> **TEXTO SELECCIONADO**

****

En los ejercicios espirituales de mes, el director nos envió un día a vivir una experiencia de desierto. Se trataba de coger un bocadillo, una botella de agua y en plena soledad caminar a lugares solitarios. Me dirigí hacia el desierto de Judea, allá donde el diablo tentó a Jesús. Al volver por la tarde, tal vez por llegar por el camino más corto, o por curiosidad, me metí en un barrio palestino y por poco me cuesta caro. Me vieron un grupo de chavalotes de unos doce o catorce años y empezaron a gritarme y a lanzarme piedras. Menos mal que allá había un hombre mayor que empezó a reñirles, me imagino que les diría que me dejasen, que yo no era judío, que era un cristiano europeo. De la que me libré aquel día. Con el susto llegué a mi residencia de Jerusalén. En aquel momento empezaba con toda su virulencia la “Intifada” que era la lucha callejera de palestinos contra judíos.
¡Qué gozo me da ver que el Papa Francisco se reúne hoy en Roma con el palestino Mahamud Abbas y con el israelí Simón Peres para rezar juntos por la paz en Oriente Medio! El santo Padre, después de visitar Tierra Santa, se da cuenta de la necesidad de reconciliación y de lo superdifíciles que son las negociaciones políticas por más necesarias que sean. Por eso el Papa Francisco les invita a orar todos juntos, es decir, a pedir la conversión de los corazones de unos y de otros para ver cómo se puede salir de este túnel oscuro de incomprensiones y odios mutuos.

****

> **DATOS PROPORCIONADOS**
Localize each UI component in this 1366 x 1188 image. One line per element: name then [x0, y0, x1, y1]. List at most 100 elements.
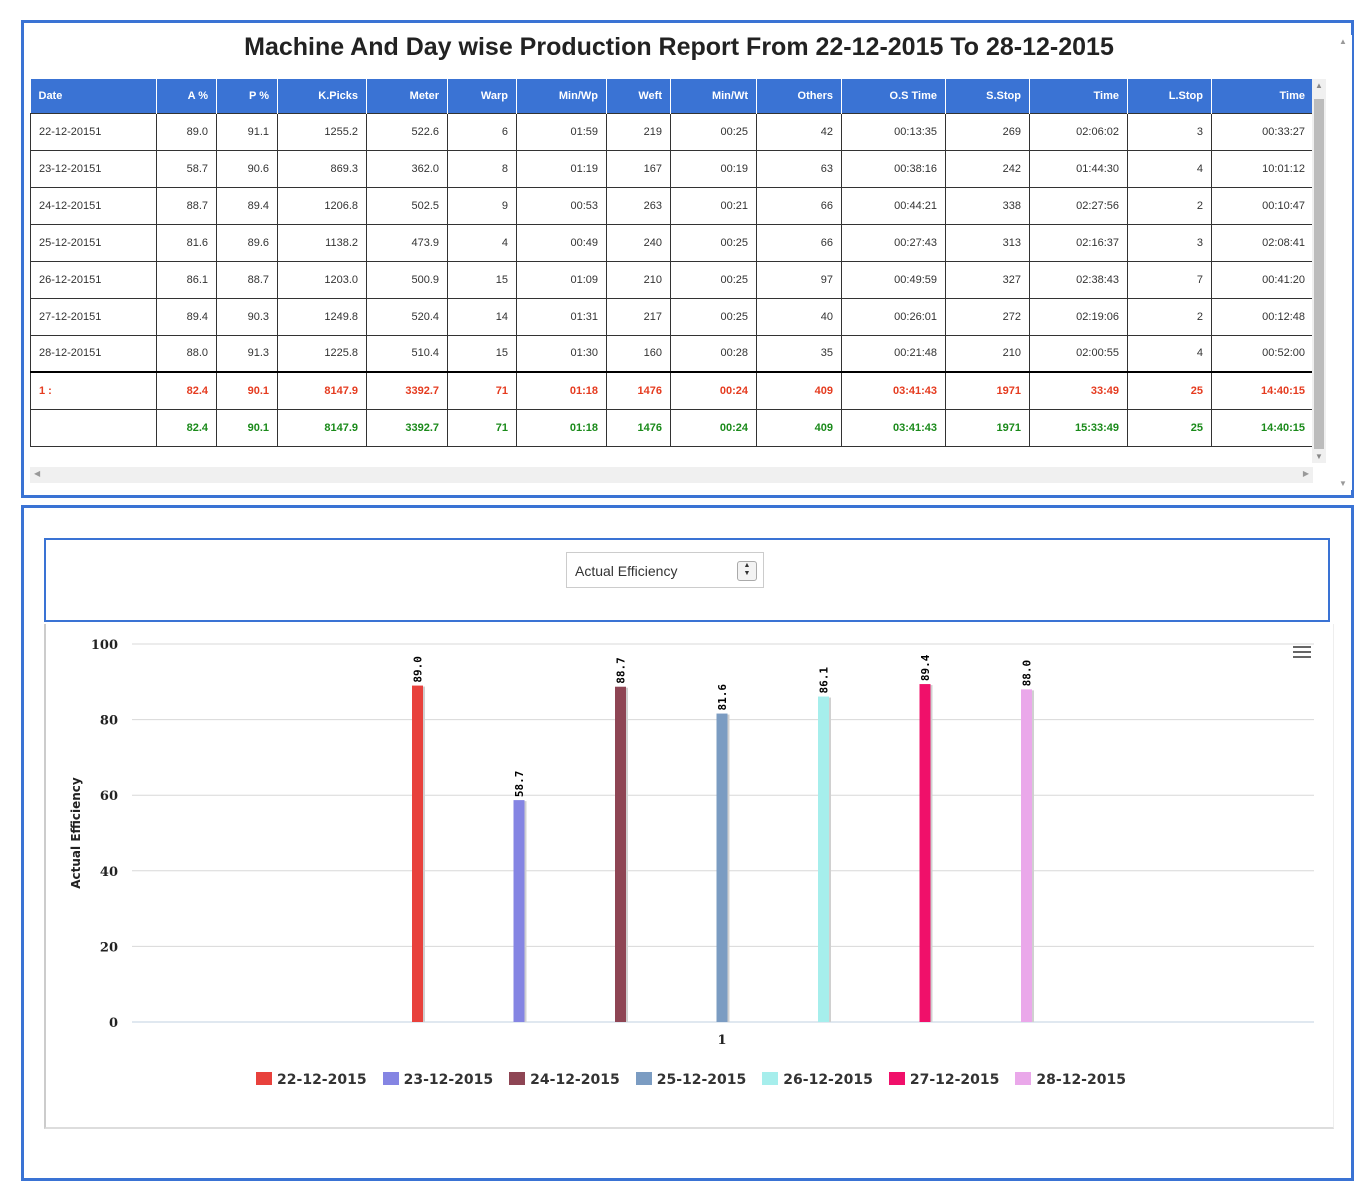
table-cell: 24-12-20151	[30, 186, 157, 225]
table-cell: 26-12-20151	[30, 260, 157, 299]
bar	[919, 684, 931, 1022]
table-cell: 02:06:02	[1029, 112, 1128, 151]
data-label: 86.1	[818, 667, 831, 694]
bar	[615, 686, 626, 1022]
table-row: 25-12-20151 81.6 89.6 1138.2 473.9 4 00:49 240 0…	[30, 223, 1313, 262]
table-cell: 25-12-20151	[30, 223, 157, 262]
legend-item[interactable]: 22-12-2015	[256, 1072, 367, 1088]
table-cell: 01:19	[516, 149, 607, 188]
table-cell: 00:26:01	[841, 297, 946, 336]
table-cell: 1249.8	[277, 297, 367, 336]
report-title: Machine And Day wise Production Report F…	[244, 33, 1114, 61]
table-cell: 91.3	[216, 334, 278, 373]
column-header[interactable]: A %	[156, 79, 217, 113]
column-header[interactable]: L.Stop	[1127, 79, 1212, 113]
scroll-down-arrow-icon[interactable]: ▼	[1315, 452, 1323, 461]
data-label: 81.6	[716, 684, 729, 711]
table-cell: 88.7	[216, 260, 278, 299]
table-cell: 03:41:43	[841, 408, 946, 447]
column-header[interactable]: O.S Time	[841, 79, 946, 113]
select-spinner-icon[interactable]: ▲ ▼	[737, 561, 757, 581]
bar	[818, 696, 829, 1022]
table-cell: 88.0	[156, 334, 217, 373]
scroll-down-arrow-icon[interactable]: ▼	[1339, 479, 1347, 488]
scroll-up-arrow-icon[interactable]: ▲	[1339, 37, 1347, 46]
column-header[interactable]: Date	[30, 79, 157, 113]
column-header[interactable]: Time	[1029, 79, 1128, 113]
legend-label: 28-12-2015	[1036, 1072, 1126, 1088]
table-cell: 66	[756, 223, 842, 262]
metric-select[interactable]: Actual Efficiency ▲ ▼	[566, 552, 764, 588]
table-row: 23-12-20151 58.7 90.6 869.3 362.0 8 01:19 167 00…	[30, 149, 1313, 188]
scroll-right-arrow-icon[interactable]: ▶	[1302, 469, 1309, 478]
legend-label: 26-12-2015	[783, 1072, 873, 1088]
column-header[interactable]: Time	[1211, 79, 1313, 113]
table-cell: 8	[447, 149, 517, 188]
table-cell: 00:25	[670, 297, 757, 336]
table-cell: 01:30	[516, 334, 607, 373]
column-header[interactable]: S.Stop	[945, 79, 1030, 113]
table-cell: 313	[945, 223, 1030, 262]
y-tick-label: 80	[100, 714, 118, 729]
column-header[interactable]: Warp	[447, 79, 517, 113]
table-cell: 1138.2	[277, 223, 367, 262]
table-cell: 263	[606, 186, 671, 225]
table-cell: 00:53	[516, 186, 607, 225]
table-cell: 167	[606, 149, 671, 188]
legend-item[interactable]: 27-12-2015	[888, 1072, 999, 1088]
legend-swatch	[382, 1072, 399, 1085]
scroll-up-arrow-icon[interactable]: ▲	[1315, 81, 1323, 90]
table-cell: 10:01:12	[1211, 149, 1313, 188]
data-label: 88.7	[615, 657, 628, 684]
legend-item[interactable]: 28-12-2015	[1015, 1072, 1126, 1088]
table-cell: 7	[1127, 260, 1212, 299]
table-cell: 1225.8	[277, 334, 367, 373]
y-tick-label: 0	[109, 1016, 118, 1031]
table-horizontal-scrollbar[interactable]: ◀ ▶	[30, 467, 1313, 483]
data-label: 88.0	[1021, 660, 1034, 687]
table-cell: 02:16:37	[1029, 223, 1128, 262]
legend-item[interactable]: 26-12-2015	[762, 1072, 873, 1088]
table-cell: 217	[606, 297, 671, 336]
legend-item[interactable]: 24-12-2015	[509, 1072, 620, 1088]
table-cell: 327	[945, 260, 1030, 299]
y-tick-label: 100	[91, 638, 118, 653]
table-cell: 00:25	[670, 112, 757, 151]
column-header[interactable]: Min/Wp	[516, 79, 607, 113]
table-cell: 00:13:35	[841, 112, 946, 151]
column-header[interactable]: P %	[216, 79, 278, 113]
column-header[interactable]: Weft	[606, 79, 671, 113]
table-cell: 3	[1127, 223, 1212, 262]
scrollbar-thumb[interactable]	[1314, 99, 1324, 449]
table-cell: 88.7	[156, 186, 217, 225]
x-tick-label: 1	[717, 1033, 726, 1048]
legend-swatch	[509, 1072, 526, 1085]
table-cell: 9	[447, 186, 517, 225]
table-cell: 25	[1127, 408, 1212, 447]
legend-item[interactable]: 25-12-2015	[635, 1072, 746, 1088]
table-vertical-scrollbar[interactable]: ▲ ▼	[1312, 79, 1326, 463]
report-table: Date A % P % K.Picks Meter Warp Min/Wp Weft Min/…	[30, 79, 1313, 447]
chart-area: 0 20 40 60 80 100 Actual Efficiency 89.0 58.7 88.…	[44, 624, 1334, 1129]
table-cell: 02:19:06	[1029, 297, 1128, 336]
panel-vertical-scrollbar[interactable]: ▲ ▼	[1334, 35, 1352, 490]
column-header[interactable]: Meter	[366, 79, 448, 113]
legend-item[interactable]: 23-12-2015	[382, 1072, 493, 1088]
table-cell: 71	[447, 408, 517, 447]
table-cell: 01:18	[516, 371, 607, 410]
table-cell: 81.6	[156, 223, 217, 262]
column-header[interactable]: Min/Wt	[670, 79, 757, 113]
column-header[interactable]: K.Picks	[277, 79, 367, 113]
table-cell: 00:27:43	[841, 223, 946, 262]
table-cell: 473.9	[366, 223, 448, 262]
table-cell: 15:33:49	[1029, 408, 1128, 447]
scroll-left-arrow-icon[interactable]: ◀	[34, 469, 41, 478]
column-header[interactable]: Others	[756, 79, 842, 113]
table-row: 22-12-20151 89.0 91.1 1255.2 522.6 6 01:59 219 0…	[30, 112, 1313, 151]
table-cell: 27-12-20151	[30, 297, 157, 336]
table-cell	[30, 408, 157, 447]
table-cell: 2	[1127, 186, 1212, 225]
table-row: 28-12-20151 88.0 91.3 1225.8 510.4 15 01:30 160…	[30, 334, 1313, 373]
hamburger-menu-icon[interactable]	[1293, 646, 1311, 660]
table-cell: 71	[447, 371, 517, 410]
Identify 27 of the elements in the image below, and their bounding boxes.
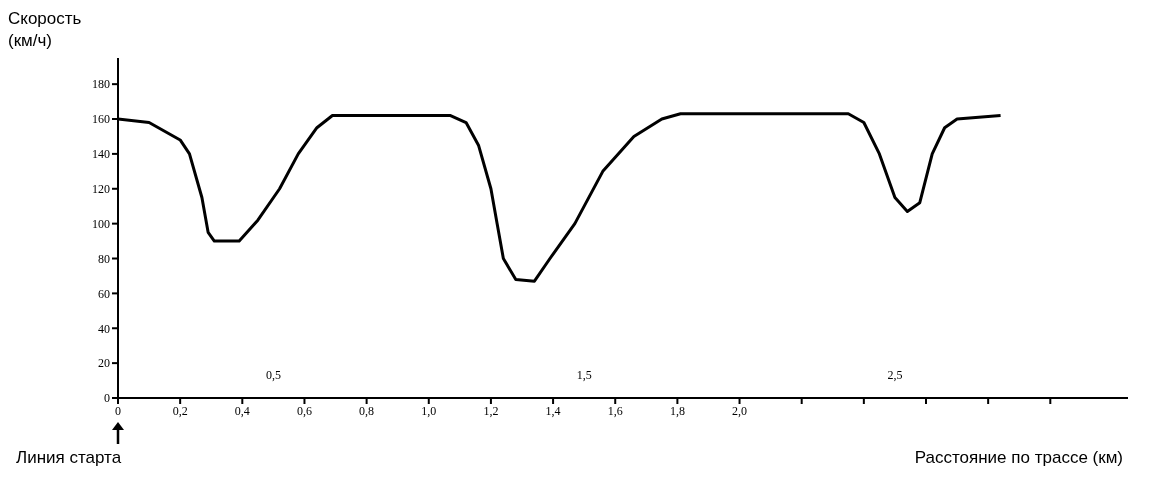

****

> **ENUNCIADO**
Traduce al inglés esta oración del texto seleccionado: "Con el susto llegué a mi residencia de Jerusalén." Los registros proceden de otra fuente.

> **RESPUESTA**
Still frightened, I made it back to my residence in Jerusalem.